_Set problem_
Give the number of lines in the data that contain "icon", and nothing more.

_Stored records_
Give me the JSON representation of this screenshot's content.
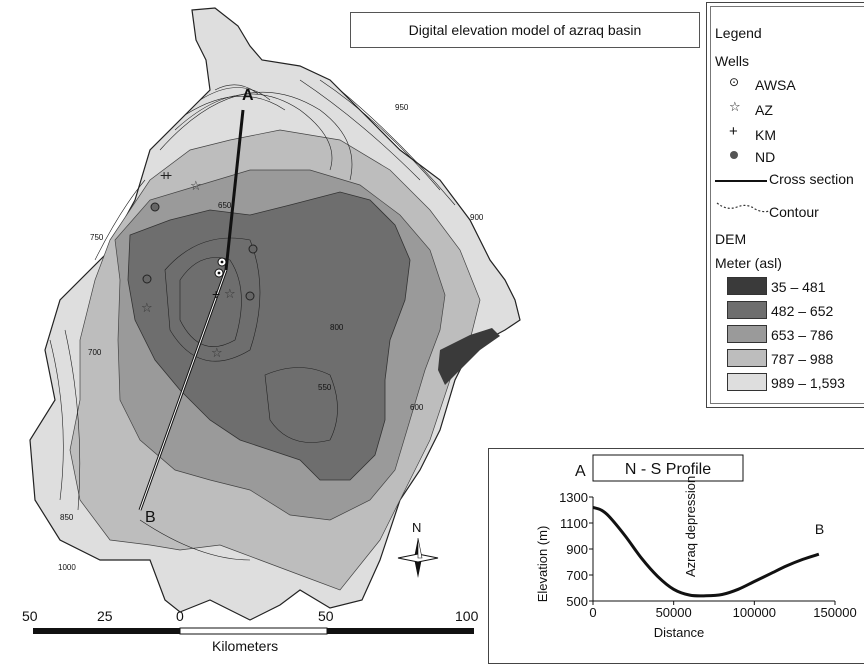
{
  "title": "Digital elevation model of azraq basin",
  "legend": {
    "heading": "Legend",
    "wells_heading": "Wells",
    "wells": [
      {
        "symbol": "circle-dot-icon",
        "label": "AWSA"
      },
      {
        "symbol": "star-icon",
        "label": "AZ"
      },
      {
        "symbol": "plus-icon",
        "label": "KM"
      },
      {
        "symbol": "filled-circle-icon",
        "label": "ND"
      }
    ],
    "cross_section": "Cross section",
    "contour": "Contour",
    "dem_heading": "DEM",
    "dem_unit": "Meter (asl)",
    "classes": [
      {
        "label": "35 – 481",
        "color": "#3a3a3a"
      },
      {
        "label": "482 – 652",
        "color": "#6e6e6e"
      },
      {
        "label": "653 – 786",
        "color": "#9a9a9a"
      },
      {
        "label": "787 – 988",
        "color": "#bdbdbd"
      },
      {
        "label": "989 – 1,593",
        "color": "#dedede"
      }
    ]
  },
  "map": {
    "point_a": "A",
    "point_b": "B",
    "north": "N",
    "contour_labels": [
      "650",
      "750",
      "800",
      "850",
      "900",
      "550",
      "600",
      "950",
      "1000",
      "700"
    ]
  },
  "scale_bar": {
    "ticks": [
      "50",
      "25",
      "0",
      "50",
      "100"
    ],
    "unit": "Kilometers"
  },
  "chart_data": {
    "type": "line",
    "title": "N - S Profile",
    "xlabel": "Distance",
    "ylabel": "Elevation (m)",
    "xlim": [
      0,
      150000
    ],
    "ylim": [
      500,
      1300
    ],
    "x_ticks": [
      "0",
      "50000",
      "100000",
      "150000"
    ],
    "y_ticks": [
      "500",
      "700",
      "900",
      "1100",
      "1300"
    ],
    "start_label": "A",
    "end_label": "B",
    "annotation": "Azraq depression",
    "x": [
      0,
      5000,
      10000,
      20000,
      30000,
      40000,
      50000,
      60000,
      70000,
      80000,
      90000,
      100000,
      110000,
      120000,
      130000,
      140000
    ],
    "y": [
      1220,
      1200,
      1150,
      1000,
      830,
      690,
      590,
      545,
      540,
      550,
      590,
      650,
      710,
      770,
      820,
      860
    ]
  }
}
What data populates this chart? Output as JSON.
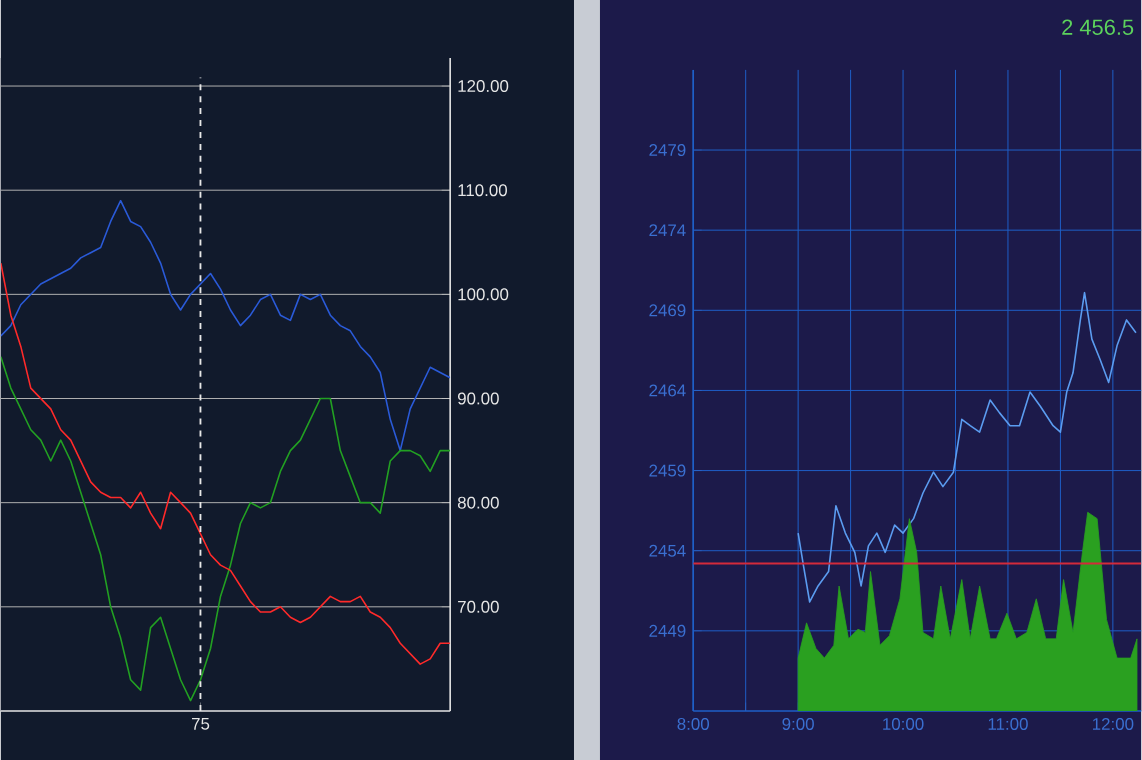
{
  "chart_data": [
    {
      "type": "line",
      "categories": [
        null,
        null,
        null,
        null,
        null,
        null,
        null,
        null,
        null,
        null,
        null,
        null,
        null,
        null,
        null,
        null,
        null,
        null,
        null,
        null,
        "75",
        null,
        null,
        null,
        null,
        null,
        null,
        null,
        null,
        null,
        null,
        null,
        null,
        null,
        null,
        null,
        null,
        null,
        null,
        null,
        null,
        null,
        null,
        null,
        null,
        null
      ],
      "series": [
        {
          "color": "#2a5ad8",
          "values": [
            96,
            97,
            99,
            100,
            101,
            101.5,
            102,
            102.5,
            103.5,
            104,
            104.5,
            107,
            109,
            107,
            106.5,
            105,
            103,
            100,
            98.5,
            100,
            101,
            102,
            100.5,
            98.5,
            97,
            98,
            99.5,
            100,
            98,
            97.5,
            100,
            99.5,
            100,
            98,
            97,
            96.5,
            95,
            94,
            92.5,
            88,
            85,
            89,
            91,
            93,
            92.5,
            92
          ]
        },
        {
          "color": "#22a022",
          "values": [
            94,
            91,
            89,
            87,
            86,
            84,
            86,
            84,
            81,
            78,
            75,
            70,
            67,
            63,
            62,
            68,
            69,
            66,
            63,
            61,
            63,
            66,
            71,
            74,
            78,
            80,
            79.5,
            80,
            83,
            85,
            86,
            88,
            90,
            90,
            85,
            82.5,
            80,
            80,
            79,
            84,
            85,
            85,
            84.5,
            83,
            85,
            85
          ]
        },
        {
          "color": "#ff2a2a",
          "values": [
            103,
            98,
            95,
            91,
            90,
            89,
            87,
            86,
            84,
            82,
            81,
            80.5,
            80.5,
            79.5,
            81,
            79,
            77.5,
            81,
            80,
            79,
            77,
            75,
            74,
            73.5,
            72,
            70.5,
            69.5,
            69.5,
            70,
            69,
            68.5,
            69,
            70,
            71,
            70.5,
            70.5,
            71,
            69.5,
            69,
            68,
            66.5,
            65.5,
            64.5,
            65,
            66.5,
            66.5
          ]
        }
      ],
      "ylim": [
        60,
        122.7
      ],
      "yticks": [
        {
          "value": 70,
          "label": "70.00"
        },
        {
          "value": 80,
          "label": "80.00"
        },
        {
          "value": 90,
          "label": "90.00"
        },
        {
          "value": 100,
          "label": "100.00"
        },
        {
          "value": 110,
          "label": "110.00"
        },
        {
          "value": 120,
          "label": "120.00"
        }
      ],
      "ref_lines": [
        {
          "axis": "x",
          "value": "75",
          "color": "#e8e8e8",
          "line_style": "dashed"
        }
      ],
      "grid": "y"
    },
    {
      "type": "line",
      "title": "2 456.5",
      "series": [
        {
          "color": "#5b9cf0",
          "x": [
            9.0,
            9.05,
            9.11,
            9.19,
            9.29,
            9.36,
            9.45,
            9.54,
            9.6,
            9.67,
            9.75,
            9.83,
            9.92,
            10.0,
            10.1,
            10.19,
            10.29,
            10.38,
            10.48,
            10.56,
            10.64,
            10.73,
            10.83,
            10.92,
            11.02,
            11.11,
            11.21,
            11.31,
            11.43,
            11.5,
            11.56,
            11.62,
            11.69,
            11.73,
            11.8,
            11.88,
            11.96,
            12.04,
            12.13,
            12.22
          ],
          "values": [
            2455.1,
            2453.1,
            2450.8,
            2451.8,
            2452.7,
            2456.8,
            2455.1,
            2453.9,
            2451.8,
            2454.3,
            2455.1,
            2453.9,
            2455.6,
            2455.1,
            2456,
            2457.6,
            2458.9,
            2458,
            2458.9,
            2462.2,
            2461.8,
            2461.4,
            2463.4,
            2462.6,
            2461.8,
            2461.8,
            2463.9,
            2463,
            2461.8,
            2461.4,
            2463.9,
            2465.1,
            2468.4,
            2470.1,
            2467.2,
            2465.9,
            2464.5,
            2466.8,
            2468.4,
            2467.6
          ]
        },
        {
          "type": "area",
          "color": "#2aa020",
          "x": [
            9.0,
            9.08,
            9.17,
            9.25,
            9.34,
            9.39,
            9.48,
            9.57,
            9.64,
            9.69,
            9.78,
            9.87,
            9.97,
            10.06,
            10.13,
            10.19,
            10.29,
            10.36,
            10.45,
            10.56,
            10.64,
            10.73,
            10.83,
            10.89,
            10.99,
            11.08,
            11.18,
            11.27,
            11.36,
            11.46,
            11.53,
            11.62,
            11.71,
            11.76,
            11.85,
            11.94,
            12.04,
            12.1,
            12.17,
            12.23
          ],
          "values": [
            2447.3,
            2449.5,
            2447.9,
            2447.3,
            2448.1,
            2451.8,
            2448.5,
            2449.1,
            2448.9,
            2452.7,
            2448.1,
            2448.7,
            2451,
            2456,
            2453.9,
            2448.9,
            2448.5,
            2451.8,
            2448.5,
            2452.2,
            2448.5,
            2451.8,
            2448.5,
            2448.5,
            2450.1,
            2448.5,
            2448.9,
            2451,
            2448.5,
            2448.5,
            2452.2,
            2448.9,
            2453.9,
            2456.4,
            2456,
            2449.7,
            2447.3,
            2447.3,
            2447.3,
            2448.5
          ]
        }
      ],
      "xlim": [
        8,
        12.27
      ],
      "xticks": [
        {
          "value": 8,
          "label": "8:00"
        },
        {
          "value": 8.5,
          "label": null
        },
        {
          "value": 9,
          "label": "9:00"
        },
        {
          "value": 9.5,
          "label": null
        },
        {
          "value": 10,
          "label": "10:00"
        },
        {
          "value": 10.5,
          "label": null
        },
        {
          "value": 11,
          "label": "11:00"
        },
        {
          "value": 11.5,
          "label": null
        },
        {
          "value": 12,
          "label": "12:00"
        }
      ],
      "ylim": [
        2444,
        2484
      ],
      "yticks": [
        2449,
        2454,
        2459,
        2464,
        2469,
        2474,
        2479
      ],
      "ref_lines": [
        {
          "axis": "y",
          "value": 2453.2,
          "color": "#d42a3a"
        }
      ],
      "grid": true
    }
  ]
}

_Exercise answer_
4